*Exercise*
Filter the data for lines with the word "arrow", then copy every line so identified.

*Data listing*

==================================================

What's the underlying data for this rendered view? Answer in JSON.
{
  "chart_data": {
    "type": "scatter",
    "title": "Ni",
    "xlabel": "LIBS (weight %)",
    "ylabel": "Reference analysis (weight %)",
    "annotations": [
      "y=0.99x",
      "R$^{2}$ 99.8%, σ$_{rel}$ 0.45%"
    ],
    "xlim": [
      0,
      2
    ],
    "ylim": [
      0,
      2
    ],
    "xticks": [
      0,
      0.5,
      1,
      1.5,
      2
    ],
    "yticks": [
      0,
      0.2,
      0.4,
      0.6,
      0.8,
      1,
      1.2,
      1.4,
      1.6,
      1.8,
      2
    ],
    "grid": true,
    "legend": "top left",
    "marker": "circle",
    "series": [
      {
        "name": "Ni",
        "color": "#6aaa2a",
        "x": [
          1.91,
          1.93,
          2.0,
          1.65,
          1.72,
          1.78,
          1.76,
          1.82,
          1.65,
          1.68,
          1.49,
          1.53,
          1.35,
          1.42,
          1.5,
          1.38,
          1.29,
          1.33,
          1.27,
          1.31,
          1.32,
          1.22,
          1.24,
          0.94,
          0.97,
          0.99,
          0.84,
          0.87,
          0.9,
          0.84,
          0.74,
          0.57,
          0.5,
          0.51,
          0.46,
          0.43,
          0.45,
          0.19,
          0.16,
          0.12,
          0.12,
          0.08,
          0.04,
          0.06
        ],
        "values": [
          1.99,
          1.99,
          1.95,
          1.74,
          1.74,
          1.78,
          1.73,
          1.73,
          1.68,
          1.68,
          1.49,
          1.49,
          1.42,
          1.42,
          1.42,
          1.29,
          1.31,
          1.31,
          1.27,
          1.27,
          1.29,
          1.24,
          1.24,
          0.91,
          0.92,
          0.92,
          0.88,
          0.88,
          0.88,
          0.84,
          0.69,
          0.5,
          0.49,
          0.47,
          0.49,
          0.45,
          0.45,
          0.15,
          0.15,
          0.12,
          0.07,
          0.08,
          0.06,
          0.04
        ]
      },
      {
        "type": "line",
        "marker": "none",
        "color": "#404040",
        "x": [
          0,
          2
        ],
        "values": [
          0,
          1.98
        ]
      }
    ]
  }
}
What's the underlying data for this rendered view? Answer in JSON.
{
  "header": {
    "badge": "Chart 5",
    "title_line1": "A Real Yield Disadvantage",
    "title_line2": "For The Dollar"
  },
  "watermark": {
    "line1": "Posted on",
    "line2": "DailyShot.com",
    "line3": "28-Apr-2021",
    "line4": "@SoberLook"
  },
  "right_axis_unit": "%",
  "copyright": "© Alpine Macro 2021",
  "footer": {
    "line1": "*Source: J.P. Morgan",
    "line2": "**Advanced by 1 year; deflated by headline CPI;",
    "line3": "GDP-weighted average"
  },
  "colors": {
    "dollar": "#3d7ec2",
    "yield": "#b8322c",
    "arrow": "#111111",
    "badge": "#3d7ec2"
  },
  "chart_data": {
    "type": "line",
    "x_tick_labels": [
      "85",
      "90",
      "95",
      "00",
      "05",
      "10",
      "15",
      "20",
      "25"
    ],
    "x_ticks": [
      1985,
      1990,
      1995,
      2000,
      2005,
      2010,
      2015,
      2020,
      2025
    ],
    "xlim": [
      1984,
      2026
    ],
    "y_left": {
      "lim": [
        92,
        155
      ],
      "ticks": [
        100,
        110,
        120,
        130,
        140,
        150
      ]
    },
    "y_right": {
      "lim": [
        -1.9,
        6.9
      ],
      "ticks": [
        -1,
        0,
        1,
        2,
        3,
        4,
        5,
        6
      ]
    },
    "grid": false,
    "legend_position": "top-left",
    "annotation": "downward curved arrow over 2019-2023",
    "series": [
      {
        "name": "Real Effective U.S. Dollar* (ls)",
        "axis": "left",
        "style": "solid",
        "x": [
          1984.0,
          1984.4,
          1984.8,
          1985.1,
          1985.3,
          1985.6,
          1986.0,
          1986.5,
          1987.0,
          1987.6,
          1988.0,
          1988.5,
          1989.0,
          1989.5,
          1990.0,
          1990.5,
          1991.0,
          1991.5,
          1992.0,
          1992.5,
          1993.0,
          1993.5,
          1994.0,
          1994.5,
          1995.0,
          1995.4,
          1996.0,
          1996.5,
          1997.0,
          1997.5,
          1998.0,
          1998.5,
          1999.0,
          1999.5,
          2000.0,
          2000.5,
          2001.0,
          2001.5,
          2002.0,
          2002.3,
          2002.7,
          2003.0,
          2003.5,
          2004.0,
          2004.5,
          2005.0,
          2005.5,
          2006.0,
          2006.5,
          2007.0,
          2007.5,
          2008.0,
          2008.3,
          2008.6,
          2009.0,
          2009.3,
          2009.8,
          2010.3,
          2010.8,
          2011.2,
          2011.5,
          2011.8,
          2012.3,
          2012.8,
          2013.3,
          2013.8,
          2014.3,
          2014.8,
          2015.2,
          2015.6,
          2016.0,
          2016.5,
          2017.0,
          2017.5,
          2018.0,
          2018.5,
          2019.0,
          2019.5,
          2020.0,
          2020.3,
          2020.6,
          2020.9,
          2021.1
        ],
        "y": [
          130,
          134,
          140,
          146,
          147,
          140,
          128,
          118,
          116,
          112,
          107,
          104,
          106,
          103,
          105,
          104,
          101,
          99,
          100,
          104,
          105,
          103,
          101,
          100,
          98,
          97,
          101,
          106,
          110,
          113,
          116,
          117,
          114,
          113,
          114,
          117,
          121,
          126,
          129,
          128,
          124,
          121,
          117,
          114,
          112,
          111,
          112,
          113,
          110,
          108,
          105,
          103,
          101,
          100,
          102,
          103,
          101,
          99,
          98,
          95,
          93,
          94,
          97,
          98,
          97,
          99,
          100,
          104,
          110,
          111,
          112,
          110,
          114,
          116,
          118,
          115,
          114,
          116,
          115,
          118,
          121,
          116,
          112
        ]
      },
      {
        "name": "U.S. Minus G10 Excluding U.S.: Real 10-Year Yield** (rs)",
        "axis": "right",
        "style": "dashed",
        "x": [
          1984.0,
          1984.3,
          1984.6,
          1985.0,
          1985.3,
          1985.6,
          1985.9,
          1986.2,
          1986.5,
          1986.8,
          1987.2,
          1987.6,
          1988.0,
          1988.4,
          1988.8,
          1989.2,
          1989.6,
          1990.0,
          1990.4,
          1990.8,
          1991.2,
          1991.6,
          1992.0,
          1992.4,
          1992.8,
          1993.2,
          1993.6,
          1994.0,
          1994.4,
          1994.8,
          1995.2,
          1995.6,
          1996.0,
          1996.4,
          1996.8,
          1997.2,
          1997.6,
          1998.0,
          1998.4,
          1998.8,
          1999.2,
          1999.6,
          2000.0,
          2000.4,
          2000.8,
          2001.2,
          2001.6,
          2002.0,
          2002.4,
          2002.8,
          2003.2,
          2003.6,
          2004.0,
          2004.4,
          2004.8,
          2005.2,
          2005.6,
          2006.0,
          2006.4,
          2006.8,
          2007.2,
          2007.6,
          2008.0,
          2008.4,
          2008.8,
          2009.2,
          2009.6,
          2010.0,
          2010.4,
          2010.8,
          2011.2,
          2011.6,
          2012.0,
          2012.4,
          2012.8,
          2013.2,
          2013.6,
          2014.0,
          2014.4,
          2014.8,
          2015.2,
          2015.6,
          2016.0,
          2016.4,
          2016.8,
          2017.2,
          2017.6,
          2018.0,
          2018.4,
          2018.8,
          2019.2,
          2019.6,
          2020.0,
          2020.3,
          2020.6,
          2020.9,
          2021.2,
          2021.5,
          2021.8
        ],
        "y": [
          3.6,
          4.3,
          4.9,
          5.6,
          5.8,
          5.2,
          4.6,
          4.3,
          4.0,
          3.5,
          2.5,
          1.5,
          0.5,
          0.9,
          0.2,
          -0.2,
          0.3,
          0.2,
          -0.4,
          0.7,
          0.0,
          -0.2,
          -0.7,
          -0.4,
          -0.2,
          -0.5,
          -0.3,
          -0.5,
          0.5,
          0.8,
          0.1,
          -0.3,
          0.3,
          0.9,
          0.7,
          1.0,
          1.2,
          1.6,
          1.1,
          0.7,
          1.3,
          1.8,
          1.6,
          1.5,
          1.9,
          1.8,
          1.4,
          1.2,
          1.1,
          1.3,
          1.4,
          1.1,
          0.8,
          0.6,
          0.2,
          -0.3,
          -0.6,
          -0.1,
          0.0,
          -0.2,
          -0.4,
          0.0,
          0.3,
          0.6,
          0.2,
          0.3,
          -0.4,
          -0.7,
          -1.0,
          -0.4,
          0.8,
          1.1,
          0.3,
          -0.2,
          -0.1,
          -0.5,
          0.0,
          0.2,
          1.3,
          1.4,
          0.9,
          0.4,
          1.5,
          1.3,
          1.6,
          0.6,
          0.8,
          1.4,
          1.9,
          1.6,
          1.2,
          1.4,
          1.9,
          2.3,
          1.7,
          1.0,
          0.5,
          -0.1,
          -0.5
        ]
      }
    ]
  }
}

==================================================

*Written solution*
    "arrow": "#111111",
    "annotation": "downward curved arrow over 2019-2023",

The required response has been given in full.